**OBIETTIVO:**
Aggiorna le righe sostituendo "top-site-label" con "top-site-caption" e lasciando invariato tutto il resto.

====== DATI FORNITI

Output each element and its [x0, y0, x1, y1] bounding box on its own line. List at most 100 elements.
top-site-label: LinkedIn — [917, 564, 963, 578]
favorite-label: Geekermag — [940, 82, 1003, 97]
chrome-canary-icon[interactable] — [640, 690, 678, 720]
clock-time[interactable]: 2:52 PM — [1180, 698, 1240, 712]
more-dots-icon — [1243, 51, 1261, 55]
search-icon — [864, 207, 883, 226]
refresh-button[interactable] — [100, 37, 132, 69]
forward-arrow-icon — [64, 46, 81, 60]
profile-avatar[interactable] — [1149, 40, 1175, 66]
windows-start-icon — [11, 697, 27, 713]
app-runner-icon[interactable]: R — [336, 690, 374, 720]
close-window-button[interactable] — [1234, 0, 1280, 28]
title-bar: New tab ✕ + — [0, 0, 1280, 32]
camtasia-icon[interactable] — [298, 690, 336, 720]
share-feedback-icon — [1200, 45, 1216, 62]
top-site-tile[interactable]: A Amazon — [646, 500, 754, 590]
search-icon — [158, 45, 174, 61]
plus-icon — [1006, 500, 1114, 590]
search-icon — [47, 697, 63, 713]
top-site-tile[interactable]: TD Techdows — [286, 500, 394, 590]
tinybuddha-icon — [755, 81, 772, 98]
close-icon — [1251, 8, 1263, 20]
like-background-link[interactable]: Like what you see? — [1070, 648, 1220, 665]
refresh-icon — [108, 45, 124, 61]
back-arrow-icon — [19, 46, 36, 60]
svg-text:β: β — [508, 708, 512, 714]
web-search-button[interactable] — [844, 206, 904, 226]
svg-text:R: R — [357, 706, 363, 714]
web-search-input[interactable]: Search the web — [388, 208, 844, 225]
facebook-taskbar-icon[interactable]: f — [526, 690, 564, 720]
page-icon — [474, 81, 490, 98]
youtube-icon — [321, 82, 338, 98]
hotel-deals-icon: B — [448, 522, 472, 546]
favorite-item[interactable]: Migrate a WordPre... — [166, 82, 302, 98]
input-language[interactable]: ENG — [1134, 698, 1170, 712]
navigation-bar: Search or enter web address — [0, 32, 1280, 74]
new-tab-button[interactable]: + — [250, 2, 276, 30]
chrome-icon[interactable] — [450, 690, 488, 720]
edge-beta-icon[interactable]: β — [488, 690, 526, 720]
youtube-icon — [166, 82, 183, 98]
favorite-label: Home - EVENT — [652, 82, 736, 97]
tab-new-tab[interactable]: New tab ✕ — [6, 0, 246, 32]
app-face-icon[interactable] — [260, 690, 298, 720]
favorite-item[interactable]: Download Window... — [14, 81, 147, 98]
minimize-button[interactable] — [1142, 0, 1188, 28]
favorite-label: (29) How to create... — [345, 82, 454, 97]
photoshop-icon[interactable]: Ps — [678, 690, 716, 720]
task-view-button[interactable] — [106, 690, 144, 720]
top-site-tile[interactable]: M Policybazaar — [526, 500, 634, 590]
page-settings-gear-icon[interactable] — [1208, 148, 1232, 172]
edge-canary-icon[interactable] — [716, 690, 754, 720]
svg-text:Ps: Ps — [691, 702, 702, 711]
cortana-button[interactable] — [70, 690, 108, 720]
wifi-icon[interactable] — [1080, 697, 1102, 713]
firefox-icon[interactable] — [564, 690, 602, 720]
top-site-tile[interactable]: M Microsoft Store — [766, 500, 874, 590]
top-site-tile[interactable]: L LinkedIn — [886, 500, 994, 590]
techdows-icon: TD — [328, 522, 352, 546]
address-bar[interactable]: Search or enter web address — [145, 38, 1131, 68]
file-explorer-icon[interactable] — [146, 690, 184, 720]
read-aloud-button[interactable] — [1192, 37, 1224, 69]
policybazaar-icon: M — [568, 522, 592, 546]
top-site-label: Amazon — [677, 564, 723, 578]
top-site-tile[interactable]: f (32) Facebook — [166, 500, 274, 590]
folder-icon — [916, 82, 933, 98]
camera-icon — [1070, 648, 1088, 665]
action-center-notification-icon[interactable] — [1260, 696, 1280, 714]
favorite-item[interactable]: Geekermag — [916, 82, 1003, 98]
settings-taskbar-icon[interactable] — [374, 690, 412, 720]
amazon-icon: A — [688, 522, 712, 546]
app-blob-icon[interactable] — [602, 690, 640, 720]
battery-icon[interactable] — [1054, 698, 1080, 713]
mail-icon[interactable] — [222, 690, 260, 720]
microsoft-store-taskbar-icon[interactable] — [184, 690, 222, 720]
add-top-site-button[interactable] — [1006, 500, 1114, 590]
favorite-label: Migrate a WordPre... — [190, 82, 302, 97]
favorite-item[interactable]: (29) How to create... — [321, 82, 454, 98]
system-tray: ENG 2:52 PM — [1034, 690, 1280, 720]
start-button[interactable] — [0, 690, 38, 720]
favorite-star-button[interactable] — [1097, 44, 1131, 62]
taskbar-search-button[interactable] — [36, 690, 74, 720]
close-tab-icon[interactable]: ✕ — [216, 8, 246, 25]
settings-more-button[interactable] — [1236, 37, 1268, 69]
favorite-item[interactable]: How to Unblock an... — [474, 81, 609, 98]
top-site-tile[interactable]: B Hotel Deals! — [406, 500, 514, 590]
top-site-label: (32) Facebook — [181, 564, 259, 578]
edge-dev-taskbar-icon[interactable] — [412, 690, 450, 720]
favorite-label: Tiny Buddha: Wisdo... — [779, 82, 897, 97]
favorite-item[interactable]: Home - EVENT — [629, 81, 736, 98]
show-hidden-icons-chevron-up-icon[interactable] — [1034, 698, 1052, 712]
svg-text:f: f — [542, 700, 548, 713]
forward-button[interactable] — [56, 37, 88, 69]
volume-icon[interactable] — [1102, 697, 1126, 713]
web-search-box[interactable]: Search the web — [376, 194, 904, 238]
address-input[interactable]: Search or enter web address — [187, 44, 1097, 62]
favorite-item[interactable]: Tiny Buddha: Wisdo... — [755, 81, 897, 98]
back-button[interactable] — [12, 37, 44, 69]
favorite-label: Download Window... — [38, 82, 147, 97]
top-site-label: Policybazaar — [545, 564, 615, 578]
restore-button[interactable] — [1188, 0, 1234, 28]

============

**SOLUZIONE:**
Output each element and its [x0, y0, x1, y1] bounding box on its own line. List at most 100 elements.
top-site-caption: LinkedIn — [917, 564, 963, 578]
favorite-label: Geekermag — [940, 82, 1003, 97]
chrome-canary-icon[interactable] — [640, 690, 678, 720]
clock-time[interactable]: 2:52 PM — [1180, 698, 1240, 712]
more-dots-icon — [1243, 51, 1261, 55]
search-icon — [864, 207, 883, 226]
refresh-button[interactable] — [100, 37, 132, 69]
forward-arrow-icon — [64, 46, 81, 60]
profile-avatar[interactable] — [1149, 40, 1175, 66]
windows-start-icon — [11, 697, 27, 713]
app-runner-icon[interactable]: R — [336, 690, 374, 720]
close-window-button[interactable] — [1234, 0, 1280, 28]
title-bar: New tab ✕ + — [0, 0, 1280, 32]
camtasia-icon[interactable] — [298, 690, 336, 720]
share-feedback-icon — [1200, 45, 1216, 62]
top-site-tile[interactable]: A Amazon — [646, 500, 754, 590]
search-icon — [158, 45, 174, 61]
plus-icon — [1006, 500, 1114, 590]
search-icon — [47, 697, 63, 713]
top-site-tile[interactable]: TD Techdows — [286, 500, 394, 590]
tinybuddha-icon — [755, 81, 772, 98]
close-icon — [1251, 8, 1263, 20]
like-background-link[interactable]: Like what you see? — [1070, 648, 1220, 665]
refresh-icon — [108, 45, 124, 61]
back-arrow-icon — [19, 46, 36, 60]
svg-text:β: β — [508, 708, 512, 714]
web-search-button[interactable] — [844, 206, 904, 226]
svg-text:R: R — [357, 706, 363, 714]
web-search-input[interactable]: Search the web — [388, 208, 844, 225]
facebook-taskbar-icon[interactable]: f — [526, 690, 564, 720]
page-icon — [474, 81, 490, 98]
youtube-icon — [321, 82, 338, 98]
hotel-deals-icon: B — [448, 522, 472, 546]
favorite-item[interactable]: Migrate a WordPre... — [166, 82, 302, 98]
input-language[interactable]: ENG — [1134, 698, 1170, 712]
navigation-bar: Search or enter web address — [0, 32, 1280, 74]
new-tab-button[interactable]: + — [250, 2, 276, 30]
chrome-icon[interactable] — [450, 690, 488, 720]
edge-beta-icon[interactable]: β — [488, 690, 526, 720]
youtube-icon — [166, 82, 183, 98]
favorite-label: Home - EVENT — [652, 82, 736, 97]
tab-new-tab[interactable]: New tab ✕ — [6, 0, 246, 32]
app-face-icon[interactable] — [260, 690, 298, 720]
favorite-item[interactable]: Download Window... — [14, 81, 147, 98]
minimize-button[interactable] — [1142, 0, 1188, 28]
favorite-label: (29) How to create... — [345, 82, 454, 97]
photoshop-icon[interactable]: Ps — [678, 690, 716, 720]
task-view-button[interactable] — [106, 690, 144, 720]
top-site-tile[interactable]: M Policybazaar — [526, 500, 634, 590]
page-settings-gear-icon[interactable] — [1208, 148, 1232, 172]
edge-canary-icon[interactable] — [716, 690, 754, 720]
svg-text:Ps: Ps — [691, 702, 702, 711]
cortana-button[interactable] — [70, 690, 108, 720]
wifi-icon[interactable] — [1080, 697, 1102, 713]
firefox-icon[interactable] — [564, 690, 602, 720]
top-site-tile[interactable]: M Microsoft Store — [766, 500, 874, 590]
top-site-tile[interactable]: L LinkedIn — [886, 500, 994, 590]
techdows-icon: TD — [328, 522, 352, 546]
address-bar[interactable]: Search or enter web address — [145, 38, 1131, 68]
file-explorer-icon[interactable] — [146, 690, 184, 720]
read-aloud-button[interactable] — [1192, 37, 1224, 69]
policybazaar-icon: M — [568, 522, 592, 546]
top-site-caption: Amazon — [677, 564, 723, 578]
top-site-tile[interactable]: f (32) Facebook — [166, 500, 274, 590]
folder-icon — [916, 82, 933, 98]
camera-icon — [1070, 648, 1088, 665]
action-center-notification-icon[interactable] — [1260, 696, 1280, 714]
favorite-item[interactable]: Geekermag — [916, 82, 1003, 98]
settings-taskbar-icon[interactable] — [374, 690, 412, 720]
amazon-icon: A — [688, 522, 712, 546]
app-blob-icon[interactable] — [602, 690, 640, 720]
battery-icon[interactable] — [1054, 698, 1080, 713]
mail-icon[interactable] — [222, 690, 260, 720]
microsoft-store-taskbar-icon[interactable] — [184, 690, 222, 720]
add-top-site-button[interactable] — [1006, 500, 1114, 590]
favorite-label: Migrate a WordPre... — [190, 82, 302, 97]
favorite-item[interactable]: (29) How to create... — [321, 82, 454, 98]
system-tray: ENG 2:52 PM — [1034, 690, 1280, 720]
start-button[interactable] — [0, 690, 38, 720]
favorite-star-button[interactable] — [1097, 44, 1131, 62]
taskbar-search-button[interactable] — [36, 690, 74, 720]
close-tab-icon[interactable]: ✕ — [216, 8, 246, 25]
settings-more-button[interactable] — [1236, 37, 1268, 69]
favorite-item[interactable]: How to Unblock an... — [474, 81, 609, 98]
top-site-tile[interactable]: B Hotel Deals! — [406, 500, 514, 590]
top-site-caption: (32) Facebook — [181, 564, 259, 578]
edge-dev-taskbar-icon[interactable] — [412, 690, 450, 720]
favorite-label: Tiny Buddha: Wisdo... — [779, 82, 897, 97]
favorite-item[interactable]: Home - EVENT — [629, 81, 736, 98]
show-hidden-icons-chevron-up-icon[interactable] — [1034, 698, 1052, 712]
svg-text:f: f — [542, 700, 548, 713]
forward-button[interactable] — [56, 37, 88, 69]
volume-icon[interactable] — [1102, 697, 1126, 713]
web-search-box[interactable]: Search the web — [376, 194, 904, 238]
address-input[interactable]: Search or enter web address — [187, 44, 1097, 62]
favorite-item[interactable]: Tiny Buddha: Wisdo... — [755, 81, 897, 98]
back-button[interactable] — [12, 37, 44, 69]
favorite-label: Download Window... — [38, 82, 147, 97]
top-site-caption: Policybazaar — [545, 564, 615, 578]
restore-button[interactable] — [1188, 0, 1234, 28]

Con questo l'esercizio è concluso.